Trabalho a realizar:
No texto sobre os livros dedicados às nuvens, que tipo de obra é O Jogo das Nuvens?

Texto fornecido:
"O Mundo das Nuvens" de Gavin Pretor-Pinney," O Jogo das Nuvens" de Goethe/Barrento, Nuvens literárias em Dino Bozzatti

7 Março 2017, 16:00 Anabela Rodrigues Drago Miguens Mendes

1º Módulo: Nuvens

 

Consciencializámo-nos de que o Mundo das Nuvens e O Jogo das Nuvens, apesar de terem como assunto as nuvens, são livros muito diferentes. M (Mundo das Nuvens) revela-nos a presença de um autor entusiasmado pela matéria de investigação escolhida e que consegue manifestamente encontrar um tom próprio para a sua escrita. Ele tem o claro propósito de cativar os seus leitores de muitas e diversas formações e distintos interesses através do que escreve e investiga. J (O Jogo das Nuvens) é uma pequena obra compilada, portanto uma selecção de textos da responsabilidade de outrem, que se apresenta ao leitor para revelar a presença do assunto nuvens tratado sob diferentes perspectivas e por um só autor. Poder-nos-íamos interrogar se Goethe escreveu maioritariamente para si ou se pressupunha a existência de outros leitores que não aqueles com que se correspondeu (Luke Howard, Frau von Stein).

Registos de dados:
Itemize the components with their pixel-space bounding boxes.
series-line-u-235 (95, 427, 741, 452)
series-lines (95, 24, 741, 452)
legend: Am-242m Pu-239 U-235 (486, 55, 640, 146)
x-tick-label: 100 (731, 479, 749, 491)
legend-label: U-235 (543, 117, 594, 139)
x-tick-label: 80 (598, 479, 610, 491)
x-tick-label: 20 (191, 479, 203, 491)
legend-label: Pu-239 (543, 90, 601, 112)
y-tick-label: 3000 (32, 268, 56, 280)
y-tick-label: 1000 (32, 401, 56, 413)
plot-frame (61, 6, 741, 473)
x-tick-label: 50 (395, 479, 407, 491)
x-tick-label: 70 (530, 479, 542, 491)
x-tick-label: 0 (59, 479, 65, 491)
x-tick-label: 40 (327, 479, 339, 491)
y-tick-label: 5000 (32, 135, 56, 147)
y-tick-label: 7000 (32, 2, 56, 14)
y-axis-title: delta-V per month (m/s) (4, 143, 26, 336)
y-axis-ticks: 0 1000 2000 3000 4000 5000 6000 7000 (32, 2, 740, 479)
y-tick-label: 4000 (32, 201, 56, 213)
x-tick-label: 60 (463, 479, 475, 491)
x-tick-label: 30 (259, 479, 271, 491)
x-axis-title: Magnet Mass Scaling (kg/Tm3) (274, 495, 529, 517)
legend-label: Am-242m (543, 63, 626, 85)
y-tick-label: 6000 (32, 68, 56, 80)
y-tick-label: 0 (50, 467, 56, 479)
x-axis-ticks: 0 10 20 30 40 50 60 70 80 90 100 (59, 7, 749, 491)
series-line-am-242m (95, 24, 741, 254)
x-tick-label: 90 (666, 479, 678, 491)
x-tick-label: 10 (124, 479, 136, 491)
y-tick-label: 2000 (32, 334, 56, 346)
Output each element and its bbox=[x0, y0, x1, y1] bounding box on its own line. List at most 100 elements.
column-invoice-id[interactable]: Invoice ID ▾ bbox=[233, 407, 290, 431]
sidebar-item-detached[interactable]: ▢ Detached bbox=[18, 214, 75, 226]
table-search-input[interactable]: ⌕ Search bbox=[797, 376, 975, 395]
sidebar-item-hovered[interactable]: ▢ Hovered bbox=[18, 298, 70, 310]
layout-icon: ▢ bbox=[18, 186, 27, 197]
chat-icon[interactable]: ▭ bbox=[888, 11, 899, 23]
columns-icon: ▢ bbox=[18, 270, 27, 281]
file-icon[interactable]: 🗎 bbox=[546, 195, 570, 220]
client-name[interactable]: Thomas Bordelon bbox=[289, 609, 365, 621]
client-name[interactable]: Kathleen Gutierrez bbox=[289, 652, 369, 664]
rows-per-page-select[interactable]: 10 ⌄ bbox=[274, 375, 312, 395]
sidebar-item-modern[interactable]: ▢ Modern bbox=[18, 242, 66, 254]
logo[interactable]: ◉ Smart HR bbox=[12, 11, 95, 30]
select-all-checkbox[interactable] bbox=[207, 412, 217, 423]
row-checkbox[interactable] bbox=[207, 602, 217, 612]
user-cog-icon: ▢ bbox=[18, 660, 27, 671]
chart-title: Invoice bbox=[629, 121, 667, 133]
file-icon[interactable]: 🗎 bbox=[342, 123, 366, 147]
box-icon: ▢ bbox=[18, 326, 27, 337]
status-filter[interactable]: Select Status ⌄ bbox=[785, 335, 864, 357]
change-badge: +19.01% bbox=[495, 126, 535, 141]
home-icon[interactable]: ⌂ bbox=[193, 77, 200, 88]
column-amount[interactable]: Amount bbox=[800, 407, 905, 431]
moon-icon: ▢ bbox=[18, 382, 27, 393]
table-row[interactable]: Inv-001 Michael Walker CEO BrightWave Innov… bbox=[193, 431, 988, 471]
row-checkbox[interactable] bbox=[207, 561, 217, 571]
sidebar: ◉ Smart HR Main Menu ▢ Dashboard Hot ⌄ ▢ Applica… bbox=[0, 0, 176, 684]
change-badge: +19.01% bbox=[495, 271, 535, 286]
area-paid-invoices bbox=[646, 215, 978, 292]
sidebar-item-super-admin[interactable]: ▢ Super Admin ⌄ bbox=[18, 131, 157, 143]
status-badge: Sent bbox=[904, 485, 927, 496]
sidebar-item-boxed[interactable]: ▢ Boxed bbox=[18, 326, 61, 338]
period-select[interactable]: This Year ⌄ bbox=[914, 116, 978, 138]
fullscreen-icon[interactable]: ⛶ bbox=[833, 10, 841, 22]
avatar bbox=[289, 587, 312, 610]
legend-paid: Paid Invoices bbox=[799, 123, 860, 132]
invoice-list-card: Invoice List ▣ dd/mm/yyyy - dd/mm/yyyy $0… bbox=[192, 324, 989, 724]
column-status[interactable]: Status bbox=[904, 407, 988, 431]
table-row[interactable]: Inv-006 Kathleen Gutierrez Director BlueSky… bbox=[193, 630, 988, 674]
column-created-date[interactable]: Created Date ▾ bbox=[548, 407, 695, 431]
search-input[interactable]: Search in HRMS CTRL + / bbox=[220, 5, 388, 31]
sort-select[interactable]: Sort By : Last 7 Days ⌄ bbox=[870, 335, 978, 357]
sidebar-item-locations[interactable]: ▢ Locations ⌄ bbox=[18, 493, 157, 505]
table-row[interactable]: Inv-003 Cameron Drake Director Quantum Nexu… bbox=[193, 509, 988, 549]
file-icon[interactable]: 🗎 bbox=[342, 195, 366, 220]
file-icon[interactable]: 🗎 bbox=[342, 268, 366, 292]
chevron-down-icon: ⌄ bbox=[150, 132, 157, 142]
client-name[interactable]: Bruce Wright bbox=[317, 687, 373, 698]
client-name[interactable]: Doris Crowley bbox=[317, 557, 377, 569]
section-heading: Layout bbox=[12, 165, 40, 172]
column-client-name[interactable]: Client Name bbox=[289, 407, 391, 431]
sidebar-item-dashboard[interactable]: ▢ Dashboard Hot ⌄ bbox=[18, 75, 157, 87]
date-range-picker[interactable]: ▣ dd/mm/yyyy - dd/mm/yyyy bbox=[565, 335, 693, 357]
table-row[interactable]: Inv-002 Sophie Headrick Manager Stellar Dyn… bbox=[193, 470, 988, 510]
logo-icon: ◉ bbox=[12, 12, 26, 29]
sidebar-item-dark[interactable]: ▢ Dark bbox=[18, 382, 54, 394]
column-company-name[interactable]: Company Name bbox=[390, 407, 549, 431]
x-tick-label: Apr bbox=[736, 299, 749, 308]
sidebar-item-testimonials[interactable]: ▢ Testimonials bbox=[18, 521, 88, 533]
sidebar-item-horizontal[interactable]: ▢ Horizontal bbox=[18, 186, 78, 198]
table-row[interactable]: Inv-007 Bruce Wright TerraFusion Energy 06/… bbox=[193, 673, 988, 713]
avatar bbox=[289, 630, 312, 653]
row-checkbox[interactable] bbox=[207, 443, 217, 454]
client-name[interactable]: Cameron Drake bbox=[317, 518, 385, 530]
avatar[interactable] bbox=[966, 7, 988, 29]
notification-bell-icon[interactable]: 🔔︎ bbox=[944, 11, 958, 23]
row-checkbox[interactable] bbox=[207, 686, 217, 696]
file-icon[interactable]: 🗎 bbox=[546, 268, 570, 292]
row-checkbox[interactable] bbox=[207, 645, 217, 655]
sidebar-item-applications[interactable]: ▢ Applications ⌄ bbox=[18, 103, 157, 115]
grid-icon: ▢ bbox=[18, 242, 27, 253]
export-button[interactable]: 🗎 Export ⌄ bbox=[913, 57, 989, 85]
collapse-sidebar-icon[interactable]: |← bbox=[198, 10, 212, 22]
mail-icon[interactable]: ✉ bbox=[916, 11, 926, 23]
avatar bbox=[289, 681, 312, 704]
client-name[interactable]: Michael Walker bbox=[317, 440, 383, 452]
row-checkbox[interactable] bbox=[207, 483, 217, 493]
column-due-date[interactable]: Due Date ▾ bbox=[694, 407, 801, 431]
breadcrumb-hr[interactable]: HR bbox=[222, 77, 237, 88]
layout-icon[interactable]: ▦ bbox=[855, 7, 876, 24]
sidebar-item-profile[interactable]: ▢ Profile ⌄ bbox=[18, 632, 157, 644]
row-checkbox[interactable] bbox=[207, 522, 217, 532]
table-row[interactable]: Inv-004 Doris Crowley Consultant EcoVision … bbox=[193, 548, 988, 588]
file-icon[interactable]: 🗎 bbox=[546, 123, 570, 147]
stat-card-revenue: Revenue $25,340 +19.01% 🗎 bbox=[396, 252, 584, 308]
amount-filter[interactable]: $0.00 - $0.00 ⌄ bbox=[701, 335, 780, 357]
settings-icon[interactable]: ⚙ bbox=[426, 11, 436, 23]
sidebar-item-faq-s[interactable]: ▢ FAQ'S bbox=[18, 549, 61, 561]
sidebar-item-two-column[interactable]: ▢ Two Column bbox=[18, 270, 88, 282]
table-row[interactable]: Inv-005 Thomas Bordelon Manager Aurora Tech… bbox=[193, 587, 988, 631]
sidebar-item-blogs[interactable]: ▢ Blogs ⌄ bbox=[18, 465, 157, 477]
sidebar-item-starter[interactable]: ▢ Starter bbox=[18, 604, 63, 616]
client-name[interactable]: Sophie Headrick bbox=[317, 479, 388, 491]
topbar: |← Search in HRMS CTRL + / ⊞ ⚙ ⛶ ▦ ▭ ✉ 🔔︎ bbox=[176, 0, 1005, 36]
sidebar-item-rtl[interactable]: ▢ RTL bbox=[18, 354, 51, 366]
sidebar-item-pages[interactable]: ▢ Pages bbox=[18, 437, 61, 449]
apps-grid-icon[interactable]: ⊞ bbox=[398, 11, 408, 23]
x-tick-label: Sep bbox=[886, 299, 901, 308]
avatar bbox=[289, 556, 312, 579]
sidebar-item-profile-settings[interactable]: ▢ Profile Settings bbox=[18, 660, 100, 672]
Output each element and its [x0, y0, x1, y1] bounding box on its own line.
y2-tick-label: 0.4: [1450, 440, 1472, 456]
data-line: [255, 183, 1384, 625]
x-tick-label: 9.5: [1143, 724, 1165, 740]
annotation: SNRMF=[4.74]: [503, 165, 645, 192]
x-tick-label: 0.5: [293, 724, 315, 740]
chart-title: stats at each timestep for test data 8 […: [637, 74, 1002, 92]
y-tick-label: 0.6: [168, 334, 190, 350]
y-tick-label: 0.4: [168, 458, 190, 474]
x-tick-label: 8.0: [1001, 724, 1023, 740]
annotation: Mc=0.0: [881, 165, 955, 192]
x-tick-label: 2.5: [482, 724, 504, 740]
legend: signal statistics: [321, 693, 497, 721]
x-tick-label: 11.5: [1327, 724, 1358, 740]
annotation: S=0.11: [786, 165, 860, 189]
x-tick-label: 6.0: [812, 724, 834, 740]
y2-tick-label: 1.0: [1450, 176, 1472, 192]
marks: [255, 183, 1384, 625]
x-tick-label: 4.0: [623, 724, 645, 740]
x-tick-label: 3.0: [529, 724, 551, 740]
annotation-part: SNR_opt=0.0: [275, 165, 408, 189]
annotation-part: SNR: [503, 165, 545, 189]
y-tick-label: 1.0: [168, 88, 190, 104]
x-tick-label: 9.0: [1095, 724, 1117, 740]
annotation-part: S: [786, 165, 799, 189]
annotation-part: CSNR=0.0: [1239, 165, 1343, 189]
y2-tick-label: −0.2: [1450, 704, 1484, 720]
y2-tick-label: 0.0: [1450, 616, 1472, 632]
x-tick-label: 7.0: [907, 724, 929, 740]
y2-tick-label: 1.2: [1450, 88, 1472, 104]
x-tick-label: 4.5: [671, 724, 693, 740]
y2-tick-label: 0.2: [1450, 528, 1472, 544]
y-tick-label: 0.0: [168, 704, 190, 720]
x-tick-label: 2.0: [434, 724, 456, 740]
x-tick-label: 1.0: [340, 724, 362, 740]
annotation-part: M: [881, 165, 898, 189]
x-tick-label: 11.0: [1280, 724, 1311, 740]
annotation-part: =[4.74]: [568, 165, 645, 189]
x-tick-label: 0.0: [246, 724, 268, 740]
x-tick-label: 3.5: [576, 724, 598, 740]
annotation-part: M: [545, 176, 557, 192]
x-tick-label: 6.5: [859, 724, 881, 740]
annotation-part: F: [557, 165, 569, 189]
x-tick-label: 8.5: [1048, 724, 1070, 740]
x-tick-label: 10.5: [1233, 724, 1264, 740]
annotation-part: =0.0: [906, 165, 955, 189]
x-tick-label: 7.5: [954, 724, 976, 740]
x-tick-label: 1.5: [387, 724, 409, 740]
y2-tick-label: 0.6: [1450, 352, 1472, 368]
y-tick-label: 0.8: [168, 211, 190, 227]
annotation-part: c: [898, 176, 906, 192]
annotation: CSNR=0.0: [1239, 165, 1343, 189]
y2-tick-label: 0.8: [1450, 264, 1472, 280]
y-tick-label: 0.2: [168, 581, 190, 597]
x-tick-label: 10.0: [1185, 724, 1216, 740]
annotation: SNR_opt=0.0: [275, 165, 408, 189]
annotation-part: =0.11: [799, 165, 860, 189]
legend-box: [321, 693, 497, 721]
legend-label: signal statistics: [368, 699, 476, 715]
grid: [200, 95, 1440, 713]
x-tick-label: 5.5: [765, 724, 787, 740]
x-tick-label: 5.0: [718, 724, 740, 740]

Tarefa concluída:
É uma pequena obra compilada, uma selecção de textos da responsabilidade de outrem.